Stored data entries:
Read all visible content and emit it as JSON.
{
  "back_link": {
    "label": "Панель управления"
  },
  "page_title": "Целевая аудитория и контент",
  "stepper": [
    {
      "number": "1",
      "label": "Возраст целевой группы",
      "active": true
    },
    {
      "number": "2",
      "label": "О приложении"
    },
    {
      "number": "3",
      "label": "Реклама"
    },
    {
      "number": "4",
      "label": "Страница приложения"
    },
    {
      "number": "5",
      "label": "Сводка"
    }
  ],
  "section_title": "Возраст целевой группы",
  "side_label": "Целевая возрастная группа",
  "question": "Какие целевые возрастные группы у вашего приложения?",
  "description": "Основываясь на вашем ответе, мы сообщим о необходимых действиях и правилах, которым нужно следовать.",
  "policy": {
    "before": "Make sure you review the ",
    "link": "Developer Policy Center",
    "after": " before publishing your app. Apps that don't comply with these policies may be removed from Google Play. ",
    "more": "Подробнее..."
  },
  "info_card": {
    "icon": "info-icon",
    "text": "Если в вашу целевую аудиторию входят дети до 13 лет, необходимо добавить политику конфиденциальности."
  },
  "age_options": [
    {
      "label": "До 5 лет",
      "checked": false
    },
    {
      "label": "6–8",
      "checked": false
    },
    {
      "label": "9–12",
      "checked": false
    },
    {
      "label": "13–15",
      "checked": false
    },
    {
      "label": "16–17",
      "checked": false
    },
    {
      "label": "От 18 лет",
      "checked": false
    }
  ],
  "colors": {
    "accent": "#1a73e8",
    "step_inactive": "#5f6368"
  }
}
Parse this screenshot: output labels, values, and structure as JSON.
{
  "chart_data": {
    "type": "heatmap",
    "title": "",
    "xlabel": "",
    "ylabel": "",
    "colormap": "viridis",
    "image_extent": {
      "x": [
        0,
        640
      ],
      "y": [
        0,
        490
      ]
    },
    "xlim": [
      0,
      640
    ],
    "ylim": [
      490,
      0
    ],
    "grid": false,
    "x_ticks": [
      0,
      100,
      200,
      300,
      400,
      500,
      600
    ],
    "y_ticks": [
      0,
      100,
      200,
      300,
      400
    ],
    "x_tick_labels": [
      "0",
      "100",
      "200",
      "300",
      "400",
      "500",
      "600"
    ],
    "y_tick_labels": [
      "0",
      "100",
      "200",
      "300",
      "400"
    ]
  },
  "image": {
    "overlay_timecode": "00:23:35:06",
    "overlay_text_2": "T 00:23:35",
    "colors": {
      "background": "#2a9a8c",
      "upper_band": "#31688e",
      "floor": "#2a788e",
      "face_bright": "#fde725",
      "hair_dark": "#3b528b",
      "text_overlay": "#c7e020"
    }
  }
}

WORK TO BE COMPLETED: Each line of the material above either contains the word "приложения" or does not; state how many do, and nothing else.

RESPONSE: 2